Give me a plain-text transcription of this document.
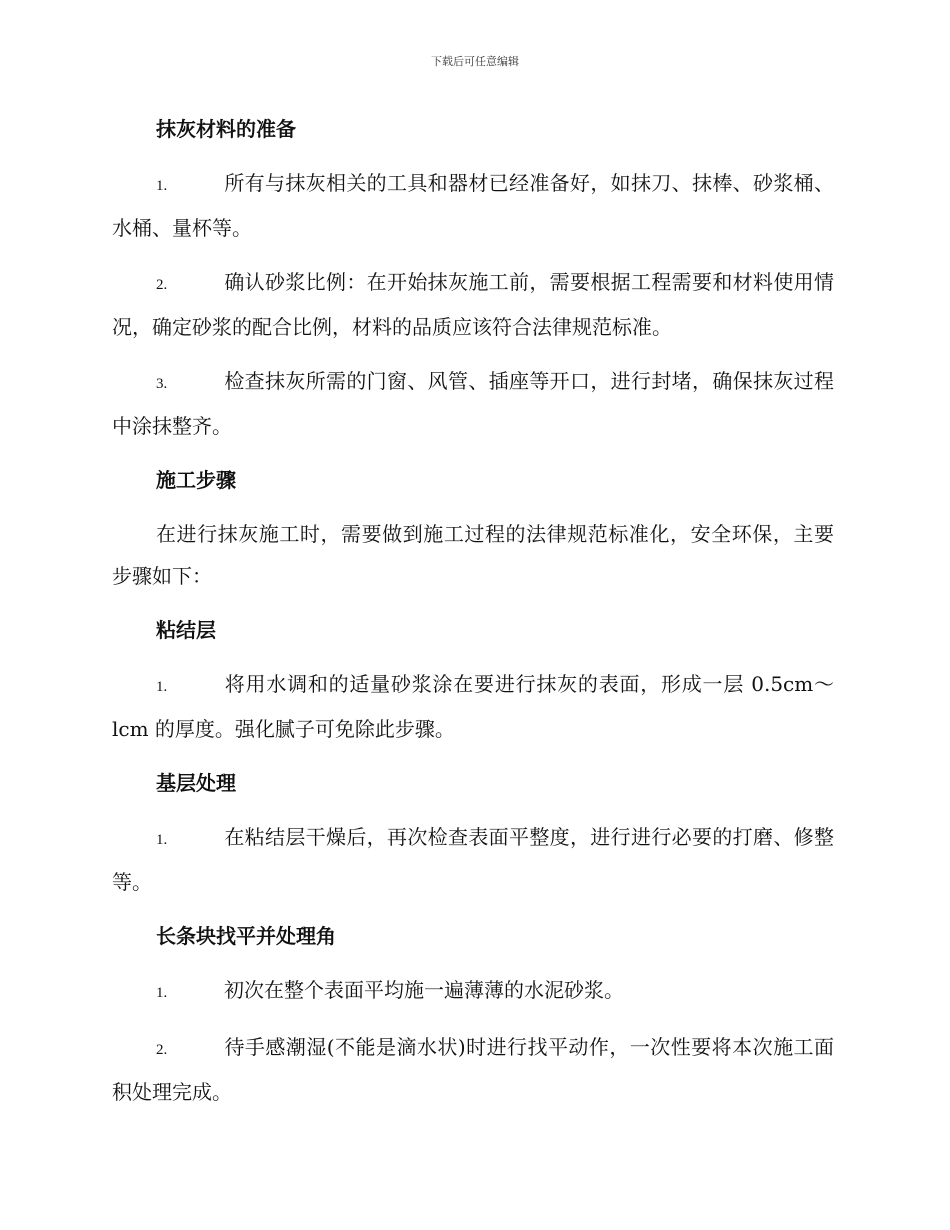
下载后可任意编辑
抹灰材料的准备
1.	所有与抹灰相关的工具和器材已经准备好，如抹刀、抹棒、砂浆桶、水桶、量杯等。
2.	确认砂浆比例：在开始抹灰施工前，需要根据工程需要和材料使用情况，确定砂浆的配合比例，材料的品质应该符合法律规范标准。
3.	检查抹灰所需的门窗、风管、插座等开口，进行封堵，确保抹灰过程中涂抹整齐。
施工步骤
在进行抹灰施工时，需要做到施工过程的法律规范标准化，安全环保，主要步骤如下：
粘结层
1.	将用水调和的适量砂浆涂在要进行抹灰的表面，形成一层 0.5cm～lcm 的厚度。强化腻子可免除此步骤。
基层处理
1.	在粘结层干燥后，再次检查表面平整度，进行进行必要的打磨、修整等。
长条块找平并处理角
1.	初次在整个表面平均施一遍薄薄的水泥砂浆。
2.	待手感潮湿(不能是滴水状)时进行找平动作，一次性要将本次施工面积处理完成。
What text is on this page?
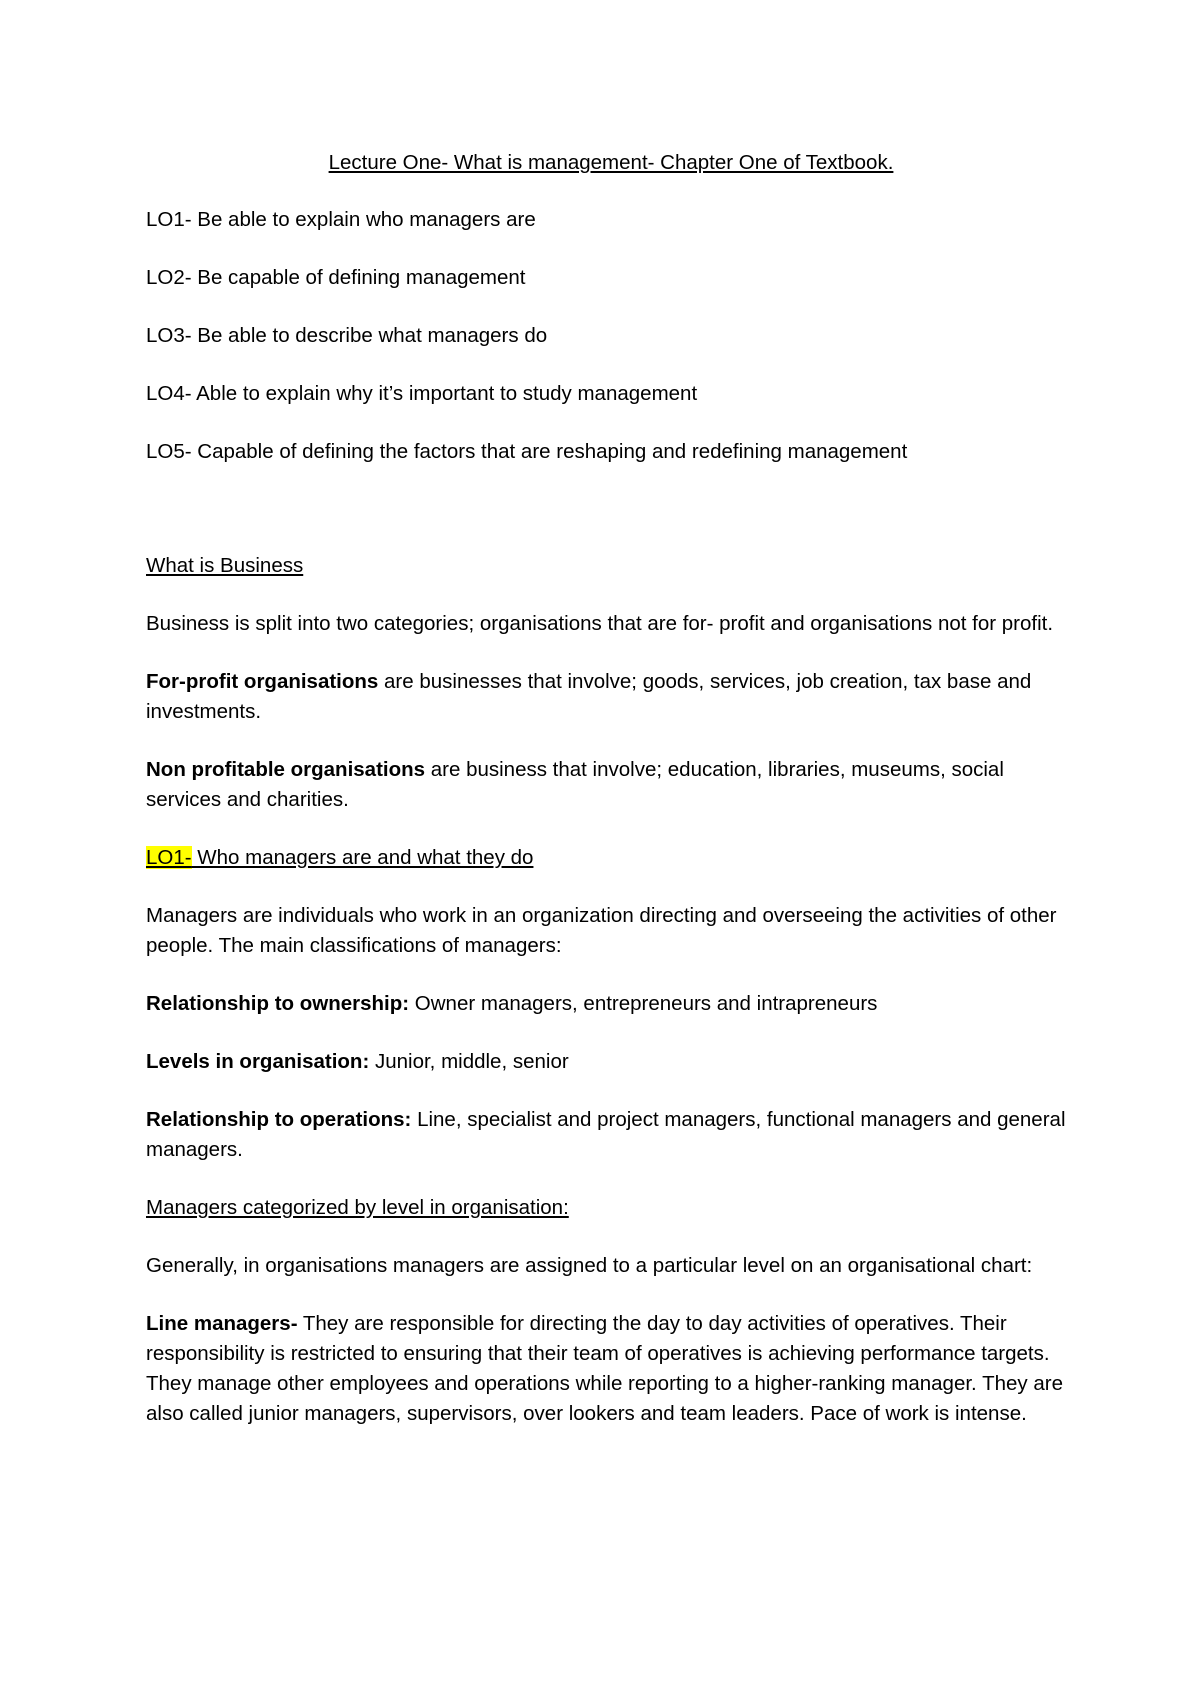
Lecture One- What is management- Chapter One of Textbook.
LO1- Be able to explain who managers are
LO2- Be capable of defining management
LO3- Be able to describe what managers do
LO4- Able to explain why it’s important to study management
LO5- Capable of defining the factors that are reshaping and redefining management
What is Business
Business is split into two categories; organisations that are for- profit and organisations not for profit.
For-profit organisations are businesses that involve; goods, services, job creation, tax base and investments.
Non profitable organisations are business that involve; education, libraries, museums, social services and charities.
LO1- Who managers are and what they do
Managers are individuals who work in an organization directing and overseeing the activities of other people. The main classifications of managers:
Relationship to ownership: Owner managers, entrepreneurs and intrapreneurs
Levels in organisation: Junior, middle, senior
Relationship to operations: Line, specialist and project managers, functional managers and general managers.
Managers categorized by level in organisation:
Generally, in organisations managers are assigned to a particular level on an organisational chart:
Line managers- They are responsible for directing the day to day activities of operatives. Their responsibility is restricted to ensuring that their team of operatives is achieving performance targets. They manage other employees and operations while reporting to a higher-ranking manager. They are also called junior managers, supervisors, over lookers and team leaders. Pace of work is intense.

◆ Written request ◆
Gather up every line from the listing above in which the word "management" occurs.

◆ Task output ◆
Lecture One- What is management- Chapter One of Textbook.
LO2- Be capable of defining management
LO4- Able to explain why it’s important to study management
LO5- Capable of defining the factors that are reshaping and redefining management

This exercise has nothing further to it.